> **Data entries**:
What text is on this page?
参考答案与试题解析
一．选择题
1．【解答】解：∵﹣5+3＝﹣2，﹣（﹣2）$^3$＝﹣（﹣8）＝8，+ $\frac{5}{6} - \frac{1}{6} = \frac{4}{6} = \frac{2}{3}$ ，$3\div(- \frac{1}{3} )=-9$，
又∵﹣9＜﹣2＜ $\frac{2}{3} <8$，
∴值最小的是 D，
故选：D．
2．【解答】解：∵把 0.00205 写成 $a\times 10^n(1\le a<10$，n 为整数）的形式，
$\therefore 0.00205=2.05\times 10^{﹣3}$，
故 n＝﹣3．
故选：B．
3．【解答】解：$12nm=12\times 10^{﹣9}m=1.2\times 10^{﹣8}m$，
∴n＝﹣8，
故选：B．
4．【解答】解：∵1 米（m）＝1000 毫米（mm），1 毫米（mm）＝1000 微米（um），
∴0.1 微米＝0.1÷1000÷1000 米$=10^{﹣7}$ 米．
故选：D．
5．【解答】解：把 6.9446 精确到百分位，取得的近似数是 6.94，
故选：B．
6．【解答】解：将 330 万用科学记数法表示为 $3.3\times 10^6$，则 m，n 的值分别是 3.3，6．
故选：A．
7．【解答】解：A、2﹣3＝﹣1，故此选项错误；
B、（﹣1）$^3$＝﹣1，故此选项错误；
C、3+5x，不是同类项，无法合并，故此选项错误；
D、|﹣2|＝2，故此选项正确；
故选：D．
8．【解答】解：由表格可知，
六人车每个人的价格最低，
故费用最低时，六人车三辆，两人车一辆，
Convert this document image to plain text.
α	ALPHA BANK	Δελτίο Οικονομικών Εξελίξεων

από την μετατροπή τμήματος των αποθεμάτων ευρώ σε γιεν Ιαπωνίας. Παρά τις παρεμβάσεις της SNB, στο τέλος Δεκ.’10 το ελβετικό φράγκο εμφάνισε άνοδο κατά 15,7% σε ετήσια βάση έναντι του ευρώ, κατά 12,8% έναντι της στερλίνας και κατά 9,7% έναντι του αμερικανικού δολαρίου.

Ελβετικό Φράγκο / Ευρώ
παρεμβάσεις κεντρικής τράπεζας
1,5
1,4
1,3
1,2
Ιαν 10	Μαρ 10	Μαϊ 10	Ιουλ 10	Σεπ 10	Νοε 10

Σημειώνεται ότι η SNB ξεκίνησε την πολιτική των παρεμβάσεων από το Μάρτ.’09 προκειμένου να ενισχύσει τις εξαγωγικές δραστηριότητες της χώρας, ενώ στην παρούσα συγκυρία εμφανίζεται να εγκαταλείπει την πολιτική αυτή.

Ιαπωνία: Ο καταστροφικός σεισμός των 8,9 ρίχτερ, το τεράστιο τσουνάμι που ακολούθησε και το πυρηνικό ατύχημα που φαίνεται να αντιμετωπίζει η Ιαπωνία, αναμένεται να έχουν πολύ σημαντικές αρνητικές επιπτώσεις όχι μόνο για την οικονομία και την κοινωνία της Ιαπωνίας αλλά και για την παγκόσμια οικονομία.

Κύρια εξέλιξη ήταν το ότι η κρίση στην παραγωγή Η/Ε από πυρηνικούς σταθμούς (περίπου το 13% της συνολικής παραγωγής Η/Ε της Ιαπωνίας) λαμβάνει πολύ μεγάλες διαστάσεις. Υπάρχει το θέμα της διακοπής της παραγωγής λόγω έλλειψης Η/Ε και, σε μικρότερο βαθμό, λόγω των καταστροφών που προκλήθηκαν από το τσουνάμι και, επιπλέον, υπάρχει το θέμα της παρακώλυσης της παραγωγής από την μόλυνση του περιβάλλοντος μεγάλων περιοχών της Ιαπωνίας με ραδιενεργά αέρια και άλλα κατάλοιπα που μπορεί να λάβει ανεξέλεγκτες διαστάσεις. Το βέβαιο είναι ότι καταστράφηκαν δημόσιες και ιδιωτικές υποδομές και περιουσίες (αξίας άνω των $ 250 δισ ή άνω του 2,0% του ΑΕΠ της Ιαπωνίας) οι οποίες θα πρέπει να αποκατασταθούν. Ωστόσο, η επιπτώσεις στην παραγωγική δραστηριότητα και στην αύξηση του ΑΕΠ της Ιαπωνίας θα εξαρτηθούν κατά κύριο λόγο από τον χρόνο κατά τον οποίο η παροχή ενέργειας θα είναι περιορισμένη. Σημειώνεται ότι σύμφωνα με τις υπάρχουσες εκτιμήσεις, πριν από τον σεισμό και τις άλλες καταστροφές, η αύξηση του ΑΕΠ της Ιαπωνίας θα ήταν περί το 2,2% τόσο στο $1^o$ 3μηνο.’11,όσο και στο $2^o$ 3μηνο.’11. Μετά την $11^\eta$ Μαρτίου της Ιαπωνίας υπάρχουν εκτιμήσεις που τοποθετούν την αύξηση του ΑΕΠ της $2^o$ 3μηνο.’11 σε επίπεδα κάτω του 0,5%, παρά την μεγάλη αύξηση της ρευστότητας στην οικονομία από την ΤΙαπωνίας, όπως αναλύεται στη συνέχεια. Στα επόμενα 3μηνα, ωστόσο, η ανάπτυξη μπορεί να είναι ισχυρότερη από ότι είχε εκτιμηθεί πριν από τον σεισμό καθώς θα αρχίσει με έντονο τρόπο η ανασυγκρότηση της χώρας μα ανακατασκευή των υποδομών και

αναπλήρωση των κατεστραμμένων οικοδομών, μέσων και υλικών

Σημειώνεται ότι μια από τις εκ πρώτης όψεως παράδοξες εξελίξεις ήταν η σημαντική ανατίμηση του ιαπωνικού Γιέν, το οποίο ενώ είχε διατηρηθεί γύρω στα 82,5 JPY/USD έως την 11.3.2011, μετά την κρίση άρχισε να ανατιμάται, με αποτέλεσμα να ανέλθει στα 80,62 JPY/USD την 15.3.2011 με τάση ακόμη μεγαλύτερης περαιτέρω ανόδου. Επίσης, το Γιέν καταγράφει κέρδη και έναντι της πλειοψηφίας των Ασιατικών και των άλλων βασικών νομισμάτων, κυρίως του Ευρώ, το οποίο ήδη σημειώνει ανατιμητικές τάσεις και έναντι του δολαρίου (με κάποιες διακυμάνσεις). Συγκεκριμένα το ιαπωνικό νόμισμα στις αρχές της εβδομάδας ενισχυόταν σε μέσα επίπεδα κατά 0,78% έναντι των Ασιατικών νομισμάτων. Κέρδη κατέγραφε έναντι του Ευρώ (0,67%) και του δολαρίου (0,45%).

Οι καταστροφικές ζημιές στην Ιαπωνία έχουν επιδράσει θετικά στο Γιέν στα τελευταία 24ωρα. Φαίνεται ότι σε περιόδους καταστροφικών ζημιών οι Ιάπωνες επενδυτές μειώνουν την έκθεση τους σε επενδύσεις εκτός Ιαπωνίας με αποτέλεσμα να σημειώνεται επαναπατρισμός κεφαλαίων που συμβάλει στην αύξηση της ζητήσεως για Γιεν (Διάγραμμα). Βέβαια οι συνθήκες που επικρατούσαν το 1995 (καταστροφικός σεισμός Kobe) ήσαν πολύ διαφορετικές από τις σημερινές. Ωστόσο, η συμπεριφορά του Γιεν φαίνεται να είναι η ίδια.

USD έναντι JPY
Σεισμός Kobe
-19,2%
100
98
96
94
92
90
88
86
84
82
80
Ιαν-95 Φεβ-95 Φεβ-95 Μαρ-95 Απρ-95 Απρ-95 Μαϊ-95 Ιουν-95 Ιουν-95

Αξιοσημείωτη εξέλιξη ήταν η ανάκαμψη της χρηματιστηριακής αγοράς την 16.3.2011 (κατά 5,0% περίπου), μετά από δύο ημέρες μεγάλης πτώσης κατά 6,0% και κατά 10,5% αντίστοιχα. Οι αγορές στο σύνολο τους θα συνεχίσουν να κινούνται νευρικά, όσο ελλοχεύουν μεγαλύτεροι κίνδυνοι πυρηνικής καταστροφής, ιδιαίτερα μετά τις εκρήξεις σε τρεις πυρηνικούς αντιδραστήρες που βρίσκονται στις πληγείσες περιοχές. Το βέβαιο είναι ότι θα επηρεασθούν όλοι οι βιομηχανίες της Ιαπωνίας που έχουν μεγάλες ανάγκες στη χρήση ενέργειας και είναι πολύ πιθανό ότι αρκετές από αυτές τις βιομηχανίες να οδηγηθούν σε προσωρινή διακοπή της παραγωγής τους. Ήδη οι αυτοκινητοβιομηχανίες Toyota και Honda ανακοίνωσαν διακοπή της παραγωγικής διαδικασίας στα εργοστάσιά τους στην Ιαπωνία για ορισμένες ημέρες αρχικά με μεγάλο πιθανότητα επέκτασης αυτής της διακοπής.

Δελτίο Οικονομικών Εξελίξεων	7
---
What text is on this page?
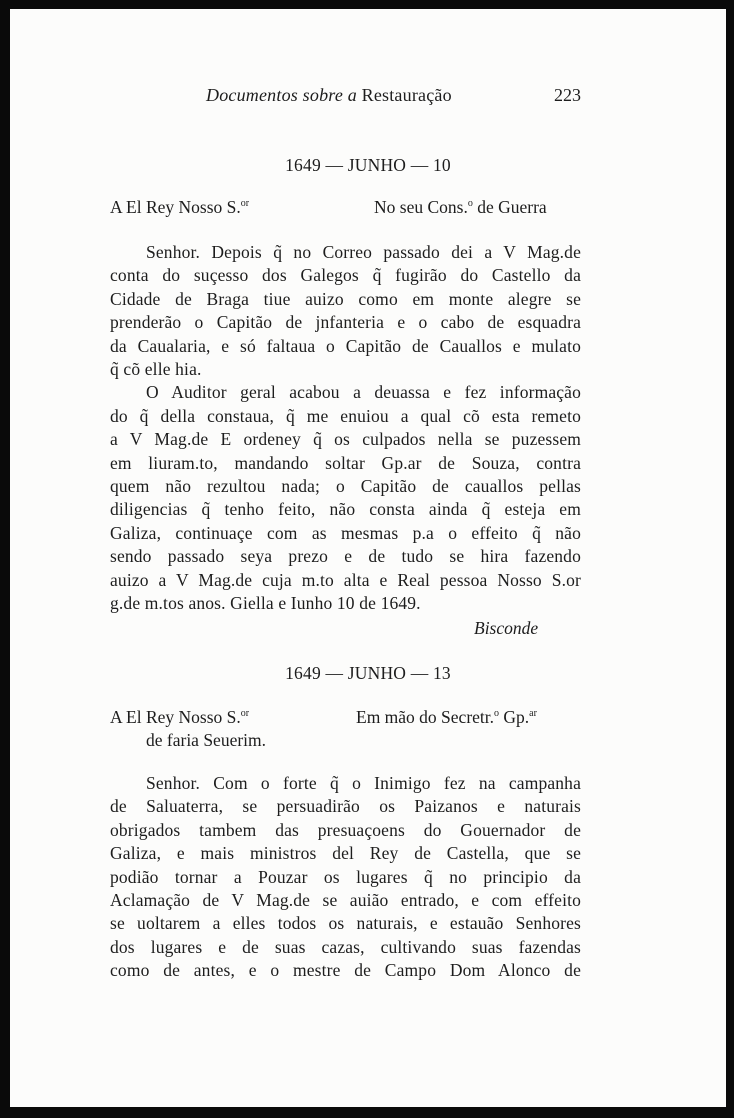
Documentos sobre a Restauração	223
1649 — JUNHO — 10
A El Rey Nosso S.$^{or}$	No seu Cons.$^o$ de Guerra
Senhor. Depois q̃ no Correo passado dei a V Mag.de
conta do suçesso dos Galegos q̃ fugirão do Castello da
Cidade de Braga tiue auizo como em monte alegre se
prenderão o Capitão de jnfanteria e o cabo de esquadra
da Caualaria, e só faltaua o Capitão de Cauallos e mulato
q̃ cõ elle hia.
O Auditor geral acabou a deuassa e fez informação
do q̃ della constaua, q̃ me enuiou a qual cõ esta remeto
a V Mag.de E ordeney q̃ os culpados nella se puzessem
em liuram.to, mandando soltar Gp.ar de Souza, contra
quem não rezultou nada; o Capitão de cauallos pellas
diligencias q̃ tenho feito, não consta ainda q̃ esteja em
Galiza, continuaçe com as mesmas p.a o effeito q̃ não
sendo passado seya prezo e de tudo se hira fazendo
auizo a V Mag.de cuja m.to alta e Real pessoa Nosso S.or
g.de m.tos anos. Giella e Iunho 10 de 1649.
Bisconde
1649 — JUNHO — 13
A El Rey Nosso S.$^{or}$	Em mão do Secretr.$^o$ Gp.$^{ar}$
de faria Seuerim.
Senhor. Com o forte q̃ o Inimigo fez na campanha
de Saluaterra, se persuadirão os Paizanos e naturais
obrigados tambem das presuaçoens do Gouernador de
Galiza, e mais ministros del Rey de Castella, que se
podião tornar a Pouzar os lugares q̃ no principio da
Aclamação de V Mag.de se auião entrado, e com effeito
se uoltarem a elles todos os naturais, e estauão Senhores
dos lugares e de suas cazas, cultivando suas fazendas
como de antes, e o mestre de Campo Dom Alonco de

> **Problem statement**:
Report how many lines in this data include the string "Οικονομικών", and nothing else.

> **Written answer**:
2